Trecho do documento.

Nossos pesquisadores sugerem que os mais pobres “assumem o discurso propagado pela elite apontando a burocracia e os altos impostos como empecilhos para o empreendedorismo”. Lendo isso, não sei por que, me lembrei do Sebrae. Será que o pessoal do Sebrae andou pela periferia de São Paulo fazendo a cabeça de todo mundo? Ou será que alguém por lá leu que estamos no 123º lugar no Doing business do Banco Mundial, que mede a facilidade para fazer negócios, e em 181º no quesito “pagamento de impostos”? Será que precisa mesmo aderir ao discurso da elite para saber dessas coisas? Ponto para a periferia de São Paulo. Aliás, achei sensacional a turma dizendo que quer abrir uma franquia da Cacau Show ou da “casa da batata frita”. Me deu até uma esperança no Brasil.

A pesquisa diz que as pessoas “querem colocar filho na escola particular ou pagar convênio médico” quando conseguem dinheiro para pagar. Achei ótimo isso. O Ideb médio das escolas privadas é 51% superior ao das escolas públicas e parece óbvio que os pais façam essa escolha. É a mesma lógica, perfeitamente legítima, que leva políticos de “esquerda” a frequentar o Hospital Sírio-Libanês. Por que os moradores da periferia deveriam agir contra seu próprio interesse? Na curiosa visão dos pesquisadores, eles fazem isso porque há “pouca valorização do público”. Se eu fosse pesquisador da Fundação, sugeriria outra hipótese: eles fazem isso para se defender da precariedade do Estado. Se os dados do Ideb mostrassem resultado inverso, a mães da periferia mostrariam uma súbita “desvalorização do privado”.

Dados fornecidos.
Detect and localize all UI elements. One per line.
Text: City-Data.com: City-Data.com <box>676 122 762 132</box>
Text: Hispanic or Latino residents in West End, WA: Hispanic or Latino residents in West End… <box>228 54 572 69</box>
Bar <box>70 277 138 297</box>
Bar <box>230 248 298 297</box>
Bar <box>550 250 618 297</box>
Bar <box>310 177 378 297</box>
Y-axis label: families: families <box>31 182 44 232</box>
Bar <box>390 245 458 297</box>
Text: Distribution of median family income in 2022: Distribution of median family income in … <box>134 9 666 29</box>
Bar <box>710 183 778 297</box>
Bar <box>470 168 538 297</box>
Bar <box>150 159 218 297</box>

Verifique sua compreensão.
(A) Segundo o trecho sobre a pesquisa na periferia de São Paulo, em que lugar o Brasil está no quesito "pagamento de impostos" do Doing business do Banco Mundial?
(B) Transcreva, do trecho sobre a pesquisa na periferia de São Paulo, a parte que se inicia pelas palavras "Nossos pesquisadores sugerem" e se encerra em "esperança no Brasil.".

Respostas em ordem.
(A) Em 181º lugar.

(B)
Nossos pesquisadores sugerem que os mais pobres “assumem o discurso propagado pela elite apontando a burocracia e os altos impostos como empecilhos para o empreendedorismo”. Lendo isso, não sei por que, me lembrei do Sebrae. Será que o pessoal do Sebrae andou pela periferia de São Paulo fazendo a cabeça de todo mundo? Ou será que alguém por lá leu que estamos no 123º lugar no Doing business do Banco Mundial, que mede a facilidade para fazer negócios, e em 181º no quesito “pagamento de impostos”? Será que precisa mesmo aderir ao discurso da elite para saber dessas coisas? Ponto para a periferia de São Paulo. Aliás, achei sensacional a turma dizendo que quer abrir uma franquia da Cacau Show ou da “casa da batata frita”. Me deu até uma esperança no Brasil.